**Some records**
....

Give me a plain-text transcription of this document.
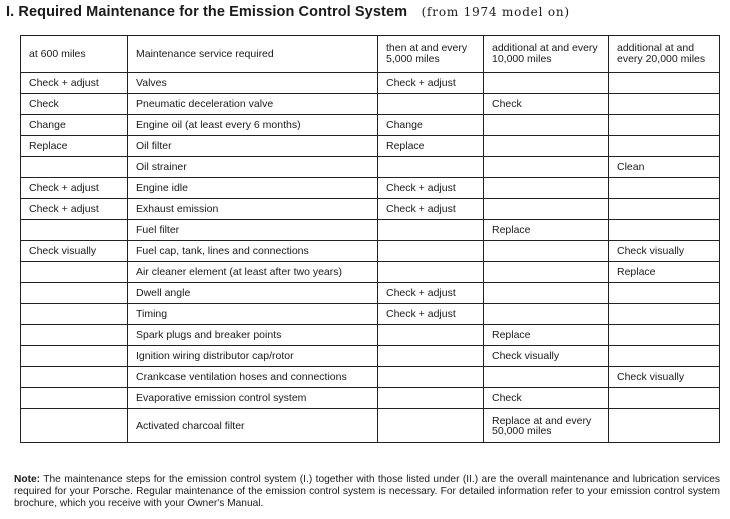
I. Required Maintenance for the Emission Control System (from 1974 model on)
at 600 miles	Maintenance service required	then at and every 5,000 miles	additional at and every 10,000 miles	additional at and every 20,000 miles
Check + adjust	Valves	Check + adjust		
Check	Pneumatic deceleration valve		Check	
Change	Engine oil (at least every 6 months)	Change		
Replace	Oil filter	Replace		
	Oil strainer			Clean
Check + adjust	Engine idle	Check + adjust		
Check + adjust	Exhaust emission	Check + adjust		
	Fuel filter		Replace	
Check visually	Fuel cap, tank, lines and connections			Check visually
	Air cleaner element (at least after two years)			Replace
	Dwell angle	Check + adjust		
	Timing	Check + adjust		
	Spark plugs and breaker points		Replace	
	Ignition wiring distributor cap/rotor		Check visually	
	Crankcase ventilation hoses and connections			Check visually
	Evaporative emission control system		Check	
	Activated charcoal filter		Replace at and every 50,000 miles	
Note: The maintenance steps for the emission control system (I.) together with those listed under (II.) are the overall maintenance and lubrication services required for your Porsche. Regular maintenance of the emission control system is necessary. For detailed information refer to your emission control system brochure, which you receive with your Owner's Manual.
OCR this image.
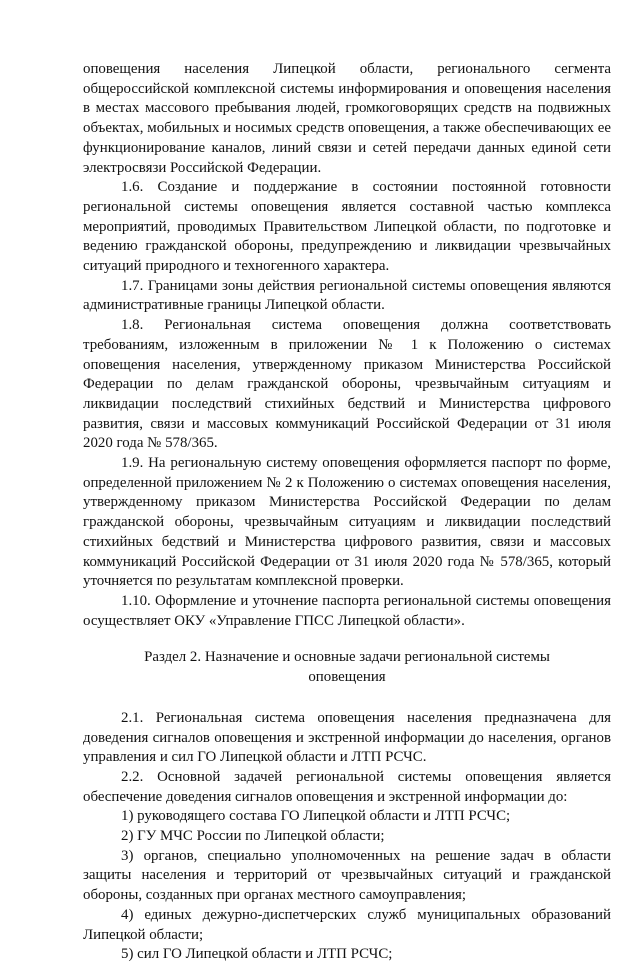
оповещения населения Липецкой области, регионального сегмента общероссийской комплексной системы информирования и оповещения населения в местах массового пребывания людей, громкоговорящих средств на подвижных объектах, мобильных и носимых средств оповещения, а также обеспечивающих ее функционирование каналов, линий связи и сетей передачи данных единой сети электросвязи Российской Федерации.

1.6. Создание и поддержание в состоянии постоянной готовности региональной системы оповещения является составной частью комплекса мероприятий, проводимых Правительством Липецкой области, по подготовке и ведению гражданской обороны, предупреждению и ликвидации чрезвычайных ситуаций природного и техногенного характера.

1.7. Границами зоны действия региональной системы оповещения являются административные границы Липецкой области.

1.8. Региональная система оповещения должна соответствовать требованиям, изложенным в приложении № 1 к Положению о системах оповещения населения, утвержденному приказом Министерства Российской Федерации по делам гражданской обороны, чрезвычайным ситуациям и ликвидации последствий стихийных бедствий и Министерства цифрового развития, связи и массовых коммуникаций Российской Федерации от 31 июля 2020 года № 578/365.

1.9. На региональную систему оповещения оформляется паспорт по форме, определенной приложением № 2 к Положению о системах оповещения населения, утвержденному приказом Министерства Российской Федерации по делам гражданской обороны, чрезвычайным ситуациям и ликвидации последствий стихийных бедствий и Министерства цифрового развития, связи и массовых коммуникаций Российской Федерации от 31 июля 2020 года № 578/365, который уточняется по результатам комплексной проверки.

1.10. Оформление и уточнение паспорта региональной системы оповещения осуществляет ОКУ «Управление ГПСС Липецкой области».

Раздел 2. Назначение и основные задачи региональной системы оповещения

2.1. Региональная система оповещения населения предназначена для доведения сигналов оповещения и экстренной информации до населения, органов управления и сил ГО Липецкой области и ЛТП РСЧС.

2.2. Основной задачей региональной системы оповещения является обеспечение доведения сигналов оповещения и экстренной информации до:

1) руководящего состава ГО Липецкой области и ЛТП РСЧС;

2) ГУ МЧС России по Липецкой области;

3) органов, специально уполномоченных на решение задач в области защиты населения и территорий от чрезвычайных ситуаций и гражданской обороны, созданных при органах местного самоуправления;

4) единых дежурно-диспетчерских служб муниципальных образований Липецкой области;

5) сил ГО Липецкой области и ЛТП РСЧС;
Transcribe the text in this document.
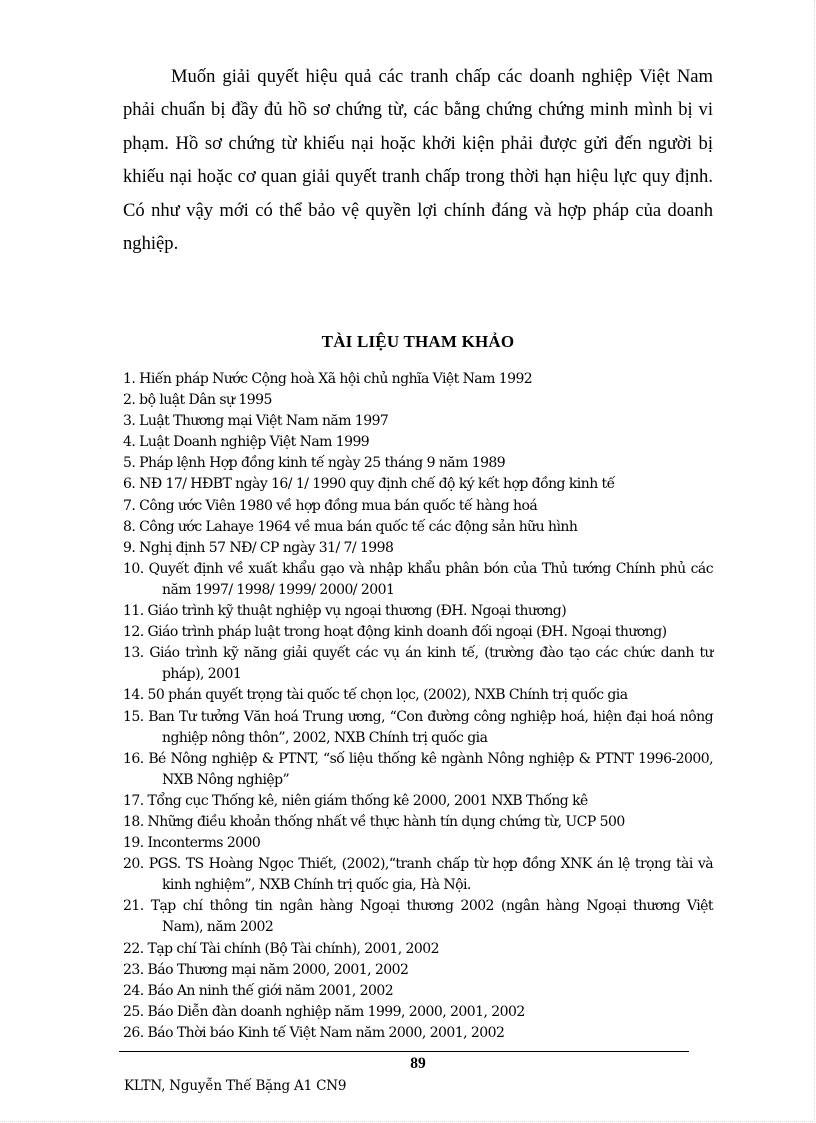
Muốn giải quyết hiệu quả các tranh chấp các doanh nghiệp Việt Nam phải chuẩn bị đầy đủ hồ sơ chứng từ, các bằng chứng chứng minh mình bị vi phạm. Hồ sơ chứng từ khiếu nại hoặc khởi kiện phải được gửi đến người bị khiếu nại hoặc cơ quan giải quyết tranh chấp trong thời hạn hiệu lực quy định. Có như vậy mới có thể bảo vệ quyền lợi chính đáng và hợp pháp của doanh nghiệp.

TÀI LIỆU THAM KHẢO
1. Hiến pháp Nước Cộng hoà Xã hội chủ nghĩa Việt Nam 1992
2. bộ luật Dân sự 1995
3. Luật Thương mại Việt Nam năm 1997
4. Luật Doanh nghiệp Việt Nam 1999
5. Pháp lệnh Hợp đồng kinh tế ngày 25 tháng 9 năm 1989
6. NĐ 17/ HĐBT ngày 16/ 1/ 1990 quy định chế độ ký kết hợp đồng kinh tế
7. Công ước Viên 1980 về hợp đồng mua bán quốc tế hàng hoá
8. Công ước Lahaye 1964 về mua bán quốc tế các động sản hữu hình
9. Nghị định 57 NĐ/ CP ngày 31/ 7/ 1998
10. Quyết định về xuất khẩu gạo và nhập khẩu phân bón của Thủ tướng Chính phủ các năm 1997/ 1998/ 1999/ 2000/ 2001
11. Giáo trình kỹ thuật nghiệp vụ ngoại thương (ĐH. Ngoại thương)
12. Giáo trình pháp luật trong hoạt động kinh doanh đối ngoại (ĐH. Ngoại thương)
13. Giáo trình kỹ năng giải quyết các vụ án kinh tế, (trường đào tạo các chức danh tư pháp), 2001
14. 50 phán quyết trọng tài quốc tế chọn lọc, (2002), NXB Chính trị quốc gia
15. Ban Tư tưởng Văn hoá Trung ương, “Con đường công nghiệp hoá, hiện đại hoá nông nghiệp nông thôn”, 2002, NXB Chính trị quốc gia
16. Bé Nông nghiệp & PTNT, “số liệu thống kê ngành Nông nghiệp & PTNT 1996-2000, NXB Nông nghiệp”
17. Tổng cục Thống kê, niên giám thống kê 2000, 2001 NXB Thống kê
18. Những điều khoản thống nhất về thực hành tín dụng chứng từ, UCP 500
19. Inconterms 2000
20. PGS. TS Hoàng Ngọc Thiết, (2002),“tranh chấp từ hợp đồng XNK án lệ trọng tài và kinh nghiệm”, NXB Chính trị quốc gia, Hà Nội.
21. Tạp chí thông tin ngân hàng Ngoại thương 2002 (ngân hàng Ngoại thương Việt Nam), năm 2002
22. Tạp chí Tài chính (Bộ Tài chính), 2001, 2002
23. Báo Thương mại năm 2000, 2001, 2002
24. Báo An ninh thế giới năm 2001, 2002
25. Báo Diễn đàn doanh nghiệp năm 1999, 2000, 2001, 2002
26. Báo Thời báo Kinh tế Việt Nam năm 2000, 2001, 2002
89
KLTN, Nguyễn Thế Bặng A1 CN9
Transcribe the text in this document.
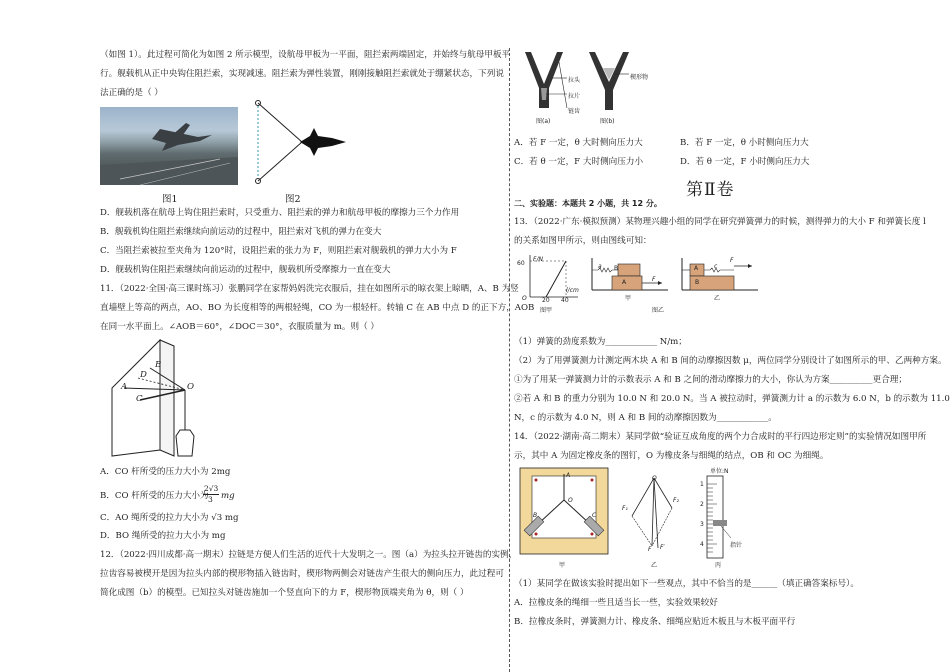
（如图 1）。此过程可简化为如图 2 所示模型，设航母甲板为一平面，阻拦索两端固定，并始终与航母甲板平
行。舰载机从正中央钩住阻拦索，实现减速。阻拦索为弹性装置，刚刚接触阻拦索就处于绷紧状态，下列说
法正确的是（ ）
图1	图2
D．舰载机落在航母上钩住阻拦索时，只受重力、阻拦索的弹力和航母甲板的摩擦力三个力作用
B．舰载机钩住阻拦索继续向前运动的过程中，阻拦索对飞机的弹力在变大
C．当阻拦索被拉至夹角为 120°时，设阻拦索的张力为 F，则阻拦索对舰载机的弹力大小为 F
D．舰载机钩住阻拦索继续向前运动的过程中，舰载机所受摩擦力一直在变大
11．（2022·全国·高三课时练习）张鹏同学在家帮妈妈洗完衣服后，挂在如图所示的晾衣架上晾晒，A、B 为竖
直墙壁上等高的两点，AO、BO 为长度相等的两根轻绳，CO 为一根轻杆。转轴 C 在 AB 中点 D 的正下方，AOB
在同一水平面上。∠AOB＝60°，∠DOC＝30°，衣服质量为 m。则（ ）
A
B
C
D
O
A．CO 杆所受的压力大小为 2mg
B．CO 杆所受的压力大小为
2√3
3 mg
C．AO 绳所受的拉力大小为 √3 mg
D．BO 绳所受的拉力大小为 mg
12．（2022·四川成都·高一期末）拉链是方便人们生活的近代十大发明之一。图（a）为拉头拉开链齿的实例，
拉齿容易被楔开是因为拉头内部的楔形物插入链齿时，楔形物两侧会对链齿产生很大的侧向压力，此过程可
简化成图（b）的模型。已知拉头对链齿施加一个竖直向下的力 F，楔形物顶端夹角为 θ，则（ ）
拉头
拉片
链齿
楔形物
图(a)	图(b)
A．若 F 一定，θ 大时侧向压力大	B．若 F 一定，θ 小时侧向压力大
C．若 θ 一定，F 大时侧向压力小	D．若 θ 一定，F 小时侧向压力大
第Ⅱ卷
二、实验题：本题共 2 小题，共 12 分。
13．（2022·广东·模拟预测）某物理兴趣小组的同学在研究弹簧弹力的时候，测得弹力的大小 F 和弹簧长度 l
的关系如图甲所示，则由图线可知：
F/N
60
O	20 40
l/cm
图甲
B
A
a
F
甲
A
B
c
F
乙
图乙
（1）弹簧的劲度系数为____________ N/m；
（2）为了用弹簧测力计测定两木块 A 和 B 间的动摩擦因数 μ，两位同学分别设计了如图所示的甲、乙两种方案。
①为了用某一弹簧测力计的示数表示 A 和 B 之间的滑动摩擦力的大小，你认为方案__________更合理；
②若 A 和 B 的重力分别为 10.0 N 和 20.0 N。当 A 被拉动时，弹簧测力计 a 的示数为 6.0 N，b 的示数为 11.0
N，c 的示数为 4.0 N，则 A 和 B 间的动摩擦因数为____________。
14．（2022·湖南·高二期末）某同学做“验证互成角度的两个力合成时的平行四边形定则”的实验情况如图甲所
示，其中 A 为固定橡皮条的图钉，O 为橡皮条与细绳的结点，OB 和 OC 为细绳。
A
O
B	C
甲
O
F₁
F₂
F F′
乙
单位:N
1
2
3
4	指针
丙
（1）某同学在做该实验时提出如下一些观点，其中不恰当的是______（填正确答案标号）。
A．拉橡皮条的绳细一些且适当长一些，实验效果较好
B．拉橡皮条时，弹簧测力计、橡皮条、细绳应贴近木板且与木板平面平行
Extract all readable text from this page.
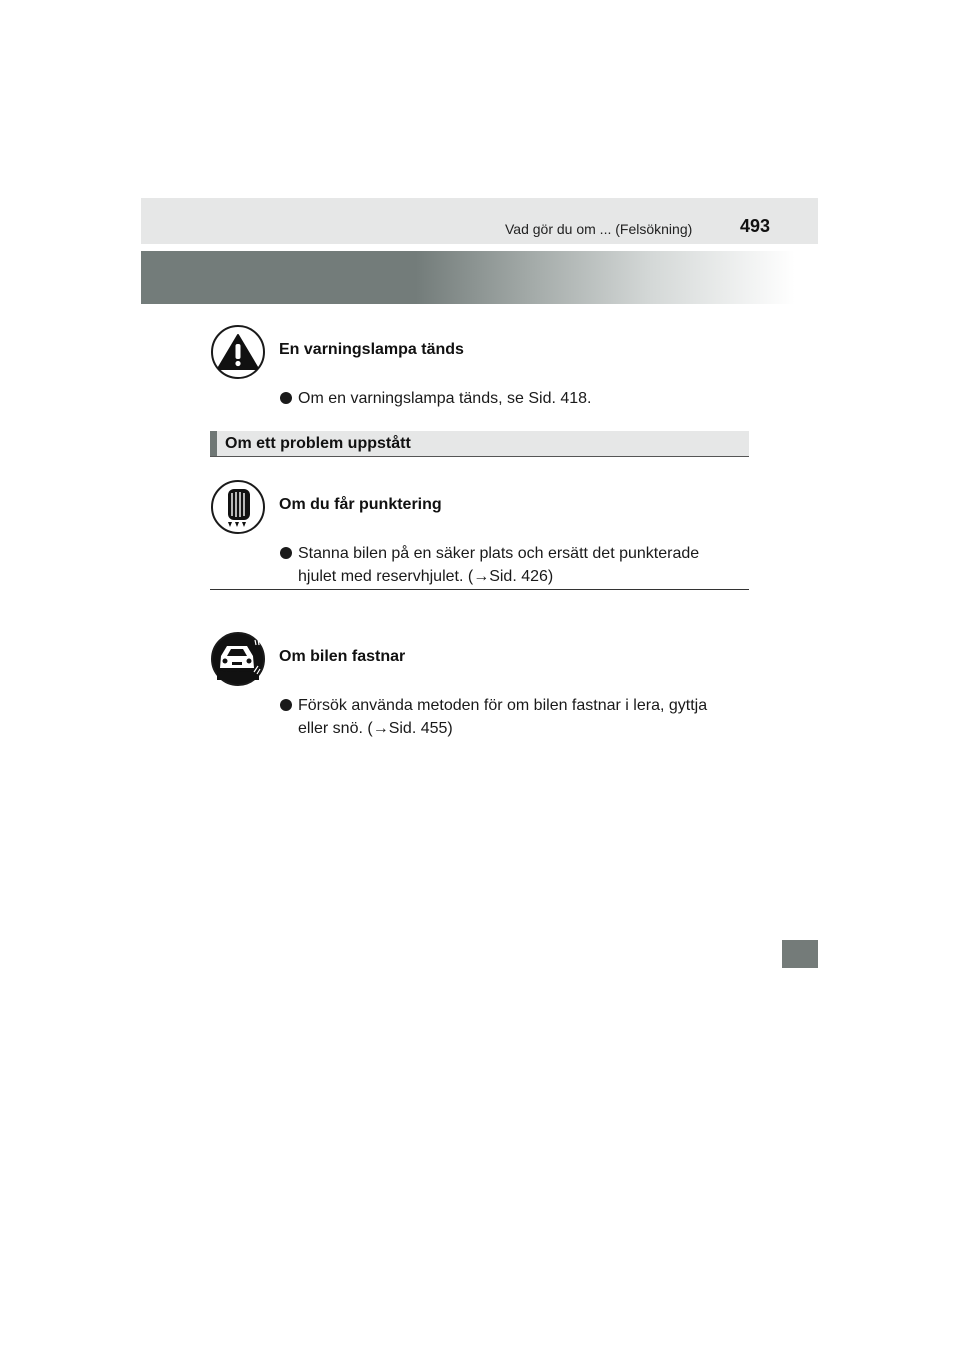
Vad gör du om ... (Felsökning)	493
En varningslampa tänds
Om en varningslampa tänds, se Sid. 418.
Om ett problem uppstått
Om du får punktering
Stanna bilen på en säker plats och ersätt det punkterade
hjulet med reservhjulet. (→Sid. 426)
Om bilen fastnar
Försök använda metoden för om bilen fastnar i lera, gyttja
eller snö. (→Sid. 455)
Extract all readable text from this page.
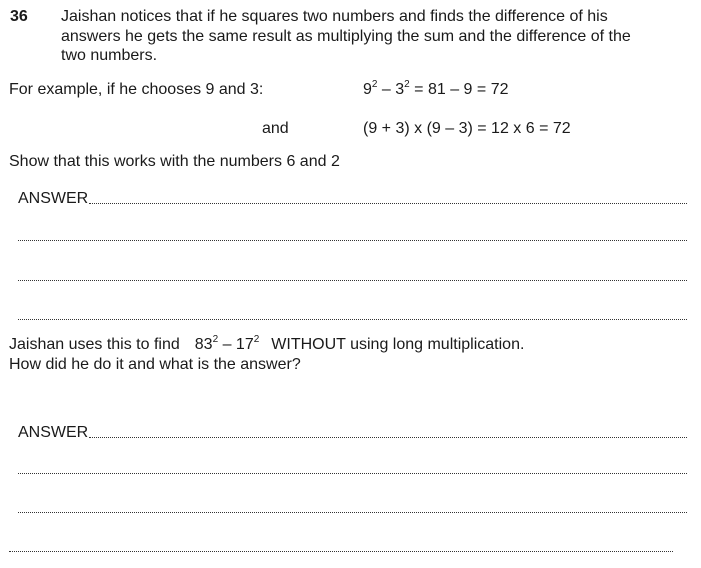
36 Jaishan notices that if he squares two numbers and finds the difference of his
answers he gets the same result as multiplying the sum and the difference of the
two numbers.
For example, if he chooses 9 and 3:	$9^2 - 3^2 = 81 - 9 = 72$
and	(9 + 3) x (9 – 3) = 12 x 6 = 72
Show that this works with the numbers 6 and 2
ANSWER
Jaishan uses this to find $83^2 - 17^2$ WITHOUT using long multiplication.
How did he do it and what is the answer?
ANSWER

....

**WHAT TO PRODUCE**
Go through the records and gather the lines that hold "every".

**RESULT FOR THIS EXERCISE**
at 600 miles	Maintenance service required	then at and every 5,000 miles	additional at and every 10,000 miles	additional at and every 20,000 miles
Change	Engine oil (at least every 6 months)	Change		
	Activated charcoal filter		Replace at and every 50,000 miles	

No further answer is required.